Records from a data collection
+ + + + + + +

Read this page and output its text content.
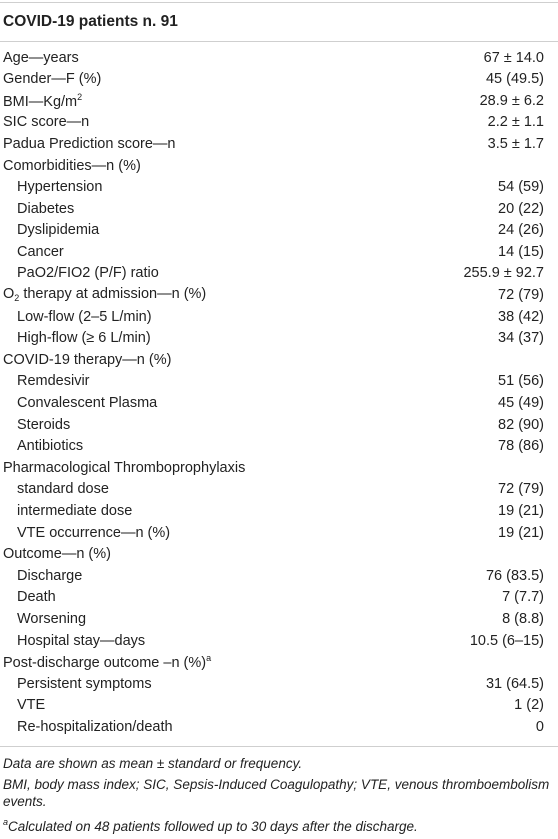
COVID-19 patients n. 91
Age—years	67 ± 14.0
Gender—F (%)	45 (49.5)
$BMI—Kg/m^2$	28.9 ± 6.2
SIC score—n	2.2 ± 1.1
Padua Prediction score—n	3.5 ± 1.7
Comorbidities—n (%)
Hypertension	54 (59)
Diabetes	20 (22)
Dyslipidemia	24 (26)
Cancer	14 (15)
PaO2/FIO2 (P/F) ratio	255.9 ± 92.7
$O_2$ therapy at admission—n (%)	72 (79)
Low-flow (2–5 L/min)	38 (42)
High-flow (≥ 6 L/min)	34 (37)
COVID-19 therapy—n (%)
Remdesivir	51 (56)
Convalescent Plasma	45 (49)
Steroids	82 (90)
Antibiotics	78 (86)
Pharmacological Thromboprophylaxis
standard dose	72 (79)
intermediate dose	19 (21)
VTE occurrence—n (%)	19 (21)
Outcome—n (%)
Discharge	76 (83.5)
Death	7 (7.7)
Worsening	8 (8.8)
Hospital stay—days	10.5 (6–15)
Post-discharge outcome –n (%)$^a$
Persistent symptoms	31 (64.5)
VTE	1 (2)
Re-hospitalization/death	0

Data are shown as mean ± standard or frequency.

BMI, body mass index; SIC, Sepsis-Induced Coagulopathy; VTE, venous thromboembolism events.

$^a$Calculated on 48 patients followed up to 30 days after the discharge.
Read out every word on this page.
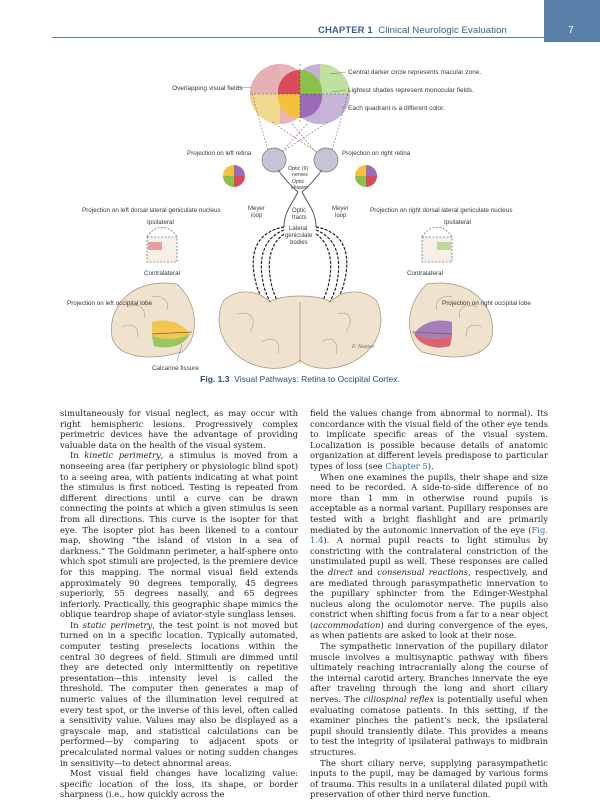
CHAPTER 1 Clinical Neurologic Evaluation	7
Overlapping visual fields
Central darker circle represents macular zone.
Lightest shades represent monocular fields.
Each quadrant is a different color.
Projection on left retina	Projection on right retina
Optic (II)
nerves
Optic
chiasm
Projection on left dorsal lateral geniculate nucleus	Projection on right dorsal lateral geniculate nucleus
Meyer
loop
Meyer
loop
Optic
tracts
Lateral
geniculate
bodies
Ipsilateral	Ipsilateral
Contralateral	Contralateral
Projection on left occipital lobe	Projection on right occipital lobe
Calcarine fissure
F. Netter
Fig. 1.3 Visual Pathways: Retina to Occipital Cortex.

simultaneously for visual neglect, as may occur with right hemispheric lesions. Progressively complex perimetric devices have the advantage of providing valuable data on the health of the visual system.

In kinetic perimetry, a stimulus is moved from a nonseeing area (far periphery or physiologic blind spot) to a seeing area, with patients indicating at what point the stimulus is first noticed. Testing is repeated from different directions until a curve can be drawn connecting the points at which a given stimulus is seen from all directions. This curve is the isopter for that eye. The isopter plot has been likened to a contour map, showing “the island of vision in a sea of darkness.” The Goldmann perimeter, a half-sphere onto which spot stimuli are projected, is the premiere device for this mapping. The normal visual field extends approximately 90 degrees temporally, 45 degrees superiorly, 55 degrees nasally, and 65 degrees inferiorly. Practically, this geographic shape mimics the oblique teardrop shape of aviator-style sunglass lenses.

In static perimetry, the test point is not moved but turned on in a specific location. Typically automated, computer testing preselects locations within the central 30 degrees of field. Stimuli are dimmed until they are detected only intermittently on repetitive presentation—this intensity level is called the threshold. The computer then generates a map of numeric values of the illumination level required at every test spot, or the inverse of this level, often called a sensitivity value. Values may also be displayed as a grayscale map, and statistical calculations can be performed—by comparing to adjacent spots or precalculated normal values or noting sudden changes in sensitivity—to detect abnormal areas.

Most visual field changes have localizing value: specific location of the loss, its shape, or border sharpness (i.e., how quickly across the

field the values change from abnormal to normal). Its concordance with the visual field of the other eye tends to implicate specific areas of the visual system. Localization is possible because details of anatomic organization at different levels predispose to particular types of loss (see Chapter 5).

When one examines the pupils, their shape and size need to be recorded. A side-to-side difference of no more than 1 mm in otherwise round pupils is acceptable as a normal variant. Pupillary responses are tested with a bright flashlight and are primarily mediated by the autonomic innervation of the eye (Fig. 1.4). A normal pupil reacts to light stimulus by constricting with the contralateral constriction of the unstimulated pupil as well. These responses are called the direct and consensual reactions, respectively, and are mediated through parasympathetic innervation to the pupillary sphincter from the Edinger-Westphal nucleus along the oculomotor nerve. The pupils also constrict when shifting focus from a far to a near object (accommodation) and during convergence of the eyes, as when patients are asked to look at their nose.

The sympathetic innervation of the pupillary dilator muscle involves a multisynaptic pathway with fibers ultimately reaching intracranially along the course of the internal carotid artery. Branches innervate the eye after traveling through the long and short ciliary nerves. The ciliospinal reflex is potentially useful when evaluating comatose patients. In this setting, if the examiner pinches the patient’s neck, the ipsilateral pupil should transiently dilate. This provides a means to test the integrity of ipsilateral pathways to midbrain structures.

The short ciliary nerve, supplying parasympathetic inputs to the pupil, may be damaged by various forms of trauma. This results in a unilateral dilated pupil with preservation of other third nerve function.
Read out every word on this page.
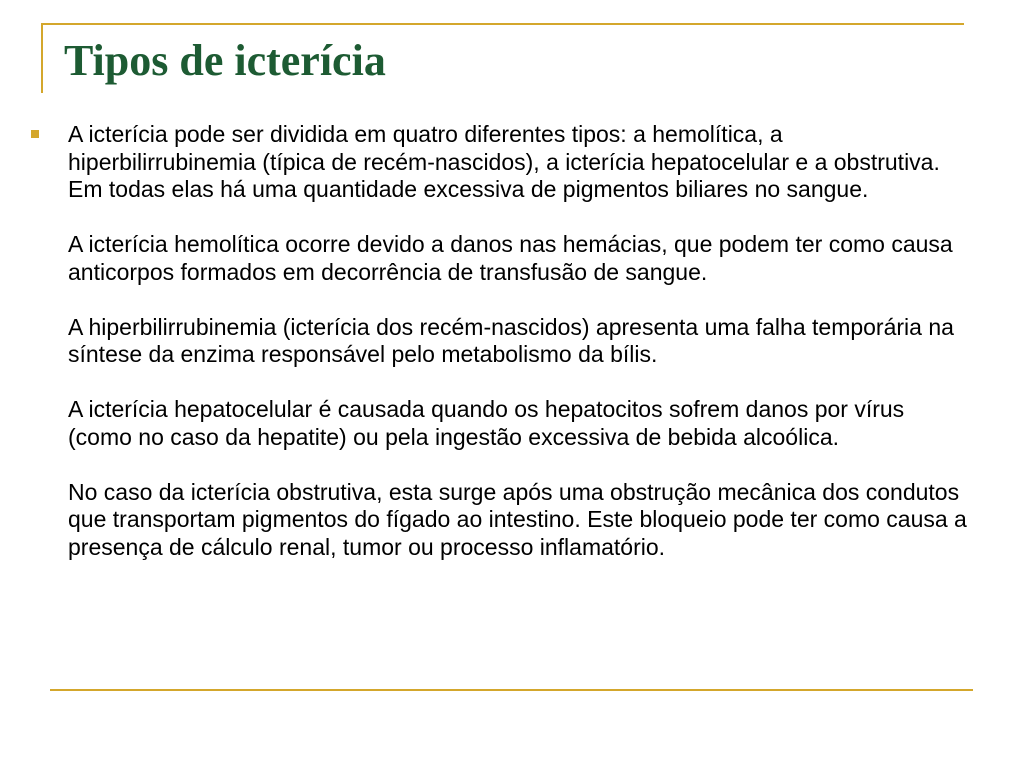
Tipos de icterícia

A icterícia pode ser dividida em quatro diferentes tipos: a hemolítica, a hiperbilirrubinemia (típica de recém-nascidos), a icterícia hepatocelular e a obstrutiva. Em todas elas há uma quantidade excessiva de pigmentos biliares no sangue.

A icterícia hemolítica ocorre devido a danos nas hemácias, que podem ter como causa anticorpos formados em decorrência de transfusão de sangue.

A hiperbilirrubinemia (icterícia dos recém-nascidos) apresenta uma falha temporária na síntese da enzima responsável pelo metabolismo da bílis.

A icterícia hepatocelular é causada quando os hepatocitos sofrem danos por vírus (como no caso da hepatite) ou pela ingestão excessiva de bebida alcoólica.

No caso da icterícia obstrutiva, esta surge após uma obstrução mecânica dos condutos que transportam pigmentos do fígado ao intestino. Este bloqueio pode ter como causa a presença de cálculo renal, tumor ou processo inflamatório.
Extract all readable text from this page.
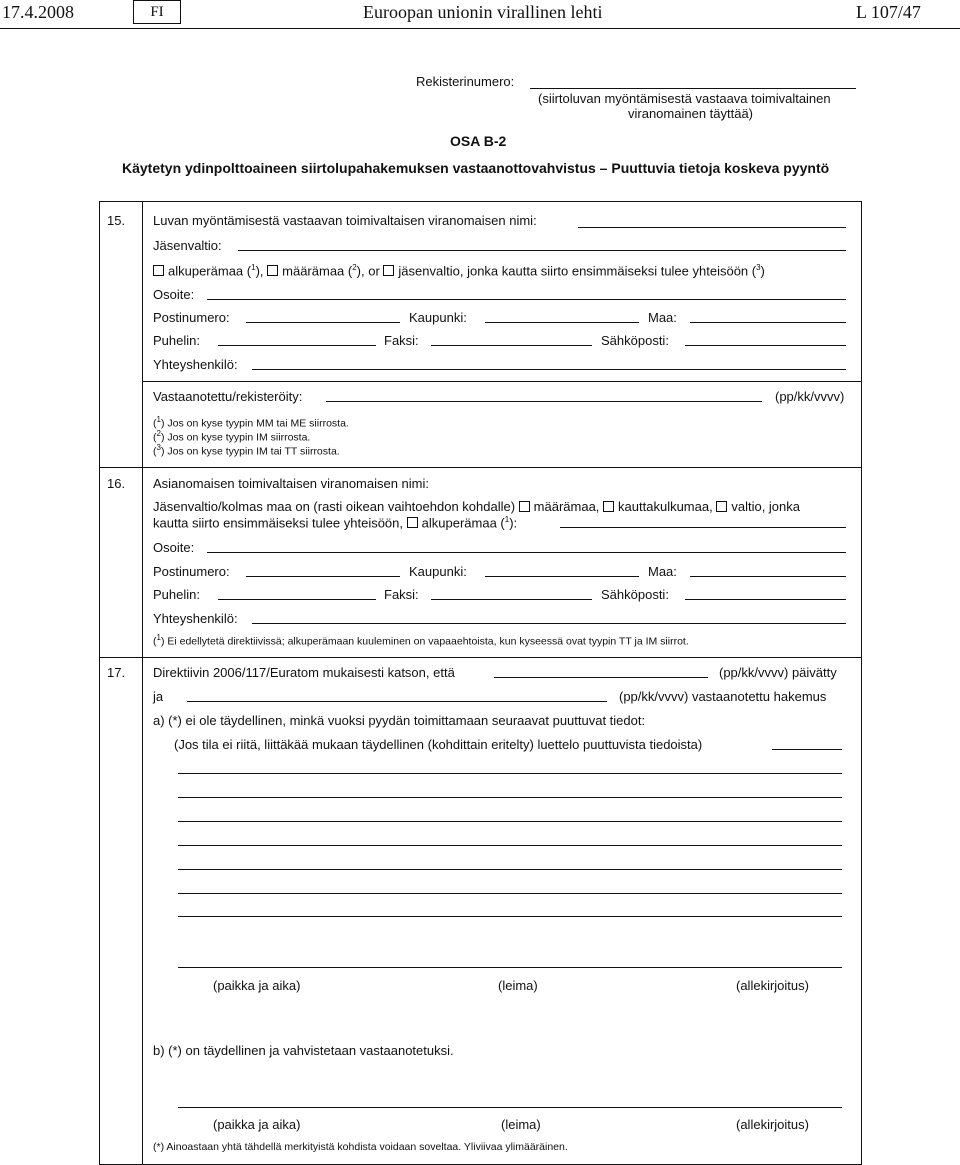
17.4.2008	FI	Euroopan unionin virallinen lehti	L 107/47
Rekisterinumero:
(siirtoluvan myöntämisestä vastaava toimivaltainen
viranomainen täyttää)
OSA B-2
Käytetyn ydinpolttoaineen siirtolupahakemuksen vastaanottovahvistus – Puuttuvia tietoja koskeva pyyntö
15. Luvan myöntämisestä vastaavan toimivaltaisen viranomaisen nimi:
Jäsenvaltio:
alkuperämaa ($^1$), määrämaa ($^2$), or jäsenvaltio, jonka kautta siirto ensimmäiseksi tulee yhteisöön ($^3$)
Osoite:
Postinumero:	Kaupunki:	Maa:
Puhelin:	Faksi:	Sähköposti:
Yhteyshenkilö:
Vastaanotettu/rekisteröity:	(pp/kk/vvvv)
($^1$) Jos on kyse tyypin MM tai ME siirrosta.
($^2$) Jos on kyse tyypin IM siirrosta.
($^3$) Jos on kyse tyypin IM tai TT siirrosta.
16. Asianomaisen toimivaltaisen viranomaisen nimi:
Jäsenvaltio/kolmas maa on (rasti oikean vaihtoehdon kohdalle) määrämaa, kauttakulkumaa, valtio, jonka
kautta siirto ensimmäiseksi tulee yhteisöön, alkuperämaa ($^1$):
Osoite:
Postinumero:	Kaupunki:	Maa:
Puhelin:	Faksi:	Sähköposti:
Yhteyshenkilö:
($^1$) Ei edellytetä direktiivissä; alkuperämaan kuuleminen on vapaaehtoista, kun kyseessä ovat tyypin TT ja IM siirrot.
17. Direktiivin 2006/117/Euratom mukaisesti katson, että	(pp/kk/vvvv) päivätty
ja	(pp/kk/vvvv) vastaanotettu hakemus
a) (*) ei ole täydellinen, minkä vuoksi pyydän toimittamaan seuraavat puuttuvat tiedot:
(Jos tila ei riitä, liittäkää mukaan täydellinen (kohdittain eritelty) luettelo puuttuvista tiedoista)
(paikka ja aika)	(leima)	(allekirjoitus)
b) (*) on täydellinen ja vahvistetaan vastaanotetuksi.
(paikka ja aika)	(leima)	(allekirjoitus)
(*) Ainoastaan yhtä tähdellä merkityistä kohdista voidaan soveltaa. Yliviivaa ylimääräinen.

+ + + + + + +

Determine how many lines in the records above hold the word "myöntämisestä", and answer with that number only.

EXERCISE RESPONSE
2